#### Task
Copy out all the data, word for word.

○ ○ ○ ○ ○ ○ ○

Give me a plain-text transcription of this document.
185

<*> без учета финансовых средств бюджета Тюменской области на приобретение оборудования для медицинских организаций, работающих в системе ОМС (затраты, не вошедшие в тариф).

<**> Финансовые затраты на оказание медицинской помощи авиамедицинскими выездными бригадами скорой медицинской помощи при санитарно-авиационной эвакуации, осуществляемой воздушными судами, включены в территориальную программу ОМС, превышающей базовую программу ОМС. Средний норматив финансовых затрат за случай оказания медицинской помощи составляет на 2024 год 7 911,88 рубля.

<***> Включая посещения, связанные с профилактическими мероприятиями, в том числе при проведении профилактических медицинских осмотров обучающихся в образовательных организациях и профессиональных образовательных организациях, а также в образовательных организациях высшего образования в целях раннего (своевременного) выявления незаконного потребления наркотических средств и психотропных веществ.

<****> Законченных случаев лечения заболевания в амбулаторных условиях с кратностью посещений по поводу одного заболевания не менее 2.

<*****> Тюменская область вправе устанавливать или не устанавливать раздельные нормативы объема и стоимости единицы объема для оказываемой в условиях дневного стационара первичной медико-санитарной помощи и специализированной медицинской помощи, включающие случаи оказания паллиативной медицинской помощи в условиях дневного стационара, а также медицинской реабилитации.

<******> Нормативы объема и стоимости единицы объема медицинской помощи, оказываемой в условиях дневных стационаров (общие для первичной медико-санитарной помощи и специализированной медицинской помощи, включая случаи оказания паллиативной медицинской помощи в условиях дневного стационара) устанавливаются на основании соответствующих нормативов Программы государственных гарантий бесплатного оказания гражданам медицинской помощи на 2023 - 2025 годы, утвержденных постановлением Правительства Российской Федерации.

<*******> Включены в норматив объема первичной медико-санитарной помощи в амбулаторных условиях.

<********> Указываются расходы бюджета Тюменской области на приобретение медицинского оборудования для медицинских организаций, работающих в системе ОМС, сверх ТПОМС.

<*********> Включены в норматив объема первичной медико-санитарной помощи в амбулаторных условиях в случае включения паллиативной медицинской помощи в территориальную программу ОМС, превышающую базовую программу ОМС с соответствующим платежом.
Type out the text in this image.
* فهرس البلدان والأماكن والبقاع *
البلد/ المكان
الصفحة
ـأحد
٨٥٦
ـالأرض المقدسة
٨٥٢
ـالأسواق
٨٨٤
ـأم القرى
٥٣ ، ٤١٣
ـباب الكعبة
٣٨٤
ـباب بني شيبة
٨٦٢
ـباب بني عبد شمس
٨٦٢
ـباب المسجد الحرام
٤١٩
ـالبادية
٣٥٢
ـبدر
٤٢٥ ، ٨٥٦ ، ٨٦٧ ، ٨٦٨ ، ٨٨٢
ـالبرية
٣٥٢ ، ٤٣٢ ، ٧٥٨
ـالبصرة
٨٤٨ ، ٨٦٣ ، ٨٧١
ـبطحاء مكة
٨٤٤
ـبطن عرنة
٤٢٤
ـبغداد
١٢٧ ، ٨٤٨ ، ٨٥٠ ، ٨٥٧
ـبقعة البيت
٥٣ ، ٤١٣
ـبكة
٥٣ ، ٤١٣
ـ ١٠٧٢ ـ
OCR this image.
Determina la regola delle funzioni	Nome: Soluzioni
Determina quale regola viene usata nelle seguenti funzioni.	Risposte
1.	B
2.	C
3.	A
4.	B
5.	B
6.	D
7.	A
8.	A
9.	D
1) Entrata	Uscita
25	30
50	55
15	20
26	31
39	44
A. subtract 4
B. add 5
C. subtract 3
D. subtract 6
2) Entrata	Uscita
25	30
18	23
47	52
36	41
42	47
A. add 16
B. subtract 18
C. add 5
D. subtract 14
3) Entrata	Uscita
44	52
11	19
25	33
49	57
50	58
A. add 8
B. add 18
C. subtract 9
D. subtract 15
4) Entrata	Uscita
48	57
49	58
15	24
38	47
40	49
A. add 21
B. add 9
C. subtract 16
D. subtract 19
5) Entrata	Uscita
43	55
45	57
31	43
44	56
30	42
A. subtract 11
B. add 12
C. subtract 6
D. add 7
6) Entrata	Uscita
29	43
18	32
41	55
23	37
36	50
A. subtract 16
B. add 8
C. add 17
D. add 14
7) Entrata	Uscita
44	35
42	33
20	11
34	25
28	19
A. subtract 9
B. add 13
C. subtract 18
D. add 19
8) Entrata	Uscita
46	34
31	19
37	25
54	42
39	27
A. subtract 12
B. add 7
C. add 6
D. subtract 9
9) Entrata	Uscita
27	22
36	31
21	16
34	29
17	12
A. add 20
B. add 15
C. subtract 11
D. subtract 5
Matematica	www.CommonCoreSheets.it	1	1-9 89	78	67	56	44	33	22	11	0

○ ○ ○ ○ ○ ○ ○

#### Written answer
Give me a plain-text transcription of this document.
185

<*> без учета финансовых средств бюджета Тюменской области на приобретение оборудования для медицинских организаций, работающих в системе ОМС (затраты, не вошедшие в тариф).

<**> Финансовые затраты на оказание медицинской помощи авиамедицинскими выездными бригадами скорой медицинской помощи при санитарно-авиационной эвакуации, осуществляемой воздушными судами, включены в территориальную программу ОМС, превышающей базовую программу ОМС. Средний норматив финансовых затрат за случай оказания медицинской помощи составляет на 2024 год 7 911,88 рубля.

<***> Включая посещения, связанные с профилактическими мероприятиями, в том числе при проведении профилактических медицинских осмотров обучающихся в образовательных организациях и профессиональных образовательных организациях, а также в образовательных организациях высшего образования в целях раннего (своевременного) выявления незаконного потребления наркотических средств и психотропных веществ.

<****> Законченных случаев лечения заболевания в амбулаторных условиях с кратностью посещений по поводу одного заболевания не менее 2.

<*****> Тюменская область вправе устанавливать или не устанавливать раздельные нормативы объема и стоимости единицы объема для оказываемой в условиях дневного стационара первичной медико-санитарной помощи и специализированной медицинской помощи, включающие случаи оказания паллиативной медицинской помощи в условиях дневного стационара, а также медицинской реабилитации.

<******> Нормативы объема и стоимости единицы объема медицинской помощи, оказываемой в условиях дневных стационаров (общие для первичной медико-санитарной помощи и специализированной медицинской помощи, включая случаи оказания паллиативной медицинской помощи в условиях дневного стационара) устанавливаются на основании соответствующих нормативов Программы государственных гарантий бесплатного оказания гражданам медицинской помощи на 2023 - 2025 годы, утвержденных постановлением Правительства Российской Федерации.

<*******> Включены в норматив объема первичной медико-санитарной помощи в амбулаторных условиях.

<********> Указываются расходы бюджета Тюменской области на приобретение медицинского оборудования для медицинских организаций, работающих в системе ОМС, сверх ТПОМС.

<*********> Включены в норматив объема первичной медико-санитарной помощи в амбулаторных условиях в случае включения паллиативной медицинской помощи в территориальную программу ОМС, превышающую базовую программу ОМС с соответствующим платежом.
Type out the text in this image.
* فهرس البلدان والأماكن والبقاع *
البلد/ المكان
الصفحة
ـأحد
٨٥٦
ـالأرض المقدسة
٨٥٢
ـالأسواق
٨٨٤
ـأم القرى
٥٣ ، ٤١٣
ـباب الكعبة
٣٨٤
ـباب بني شيبة
٨٦٢
ـباب بني عبد شمس
٨٦٢
ـباب المسجد الحرام
٤١٩
ـالبادية
٣٥٢
ـبدر
٤٢٥ ، ٨٥٦ ، ٨٦٧ ، ٨٦٨ ، ٨٨٢
ـالبرية
٣٥٢ ، ٤٣٢ ، ٧٥٨
ـالبصرة
٨٤٨ ، ٨٦٣ ، ٨٧١
ـبطحاء مكة
٨٤٤
ـبطن عرنة
٤٢٤
ـبغداد
١٢٧ ، ٨٤٨ ، ٨٥٠ ، ٨٥٧
ـبقعة البيت
٥٣ ، ٤١٣
ـبكة
٥٣ ، ٤١٣
ـ ١٠٧٢ ـ
OCR this image.
Determina la regola delle funzioni	Nome: Soluzioni
Determina quale regola viene usata nelle seguenti funzioni.	Risposte
1.	B
2.	C
3.	A
4.	B
5.	B
6.	D
7.	A
8.	A
9.	D
1) Entrata	Uscita
25	30
50	55
15	20
26	31
39	44
A. subtract 4
B. add 5
C. subtract 3
D. subtract 6
2) Entrata	Uscita
25	30
18	23
47	52
36	41
42	47
A. add 16
B. subtract 18
C. add 5
D. subtract 14
3) Entrata	Uscita
44	52
11	19
25	33
49	57
50	58
A. add 8
B. add 18
C. subtract 9
D. subtract 15
4) Entrata	Uscita
48	57
49	58
15	24
38	47
40	49
A. add 21
B. add 9
C. subtract 16
D. subtract 19
5) Entrata	Uscita
43	55
45	57
31	43
44	56
30	42
A. subtract 11
B. add 12
C. subtract 6
D. add 7
6) Entrata	Uscita
29	43
18	32
41	55
23	37
36	50
A. subtract 16
B. add 8
C. add 17
D. add 14
7) Entrata	Uscita
44	35
42	33
20	11
34	25
28	19
A. subtract 9
B. add 13
C. subtract 18
D. add 19
8) Entrata	Uscita
46	34
31	19
37	25
54	42
39	27
A. subtract 12
B. add 7
C. add 6
D. subtract 9
9) Entrata	Uscita
27	22
36	31
21	16
34	29
17	12
A. add 20
B. add 15
C. subtract 11
D. subtract 5
Matematica	www.CommonCoreSheets.it	1	1-9 89	78	67	56	44	33	22	11	0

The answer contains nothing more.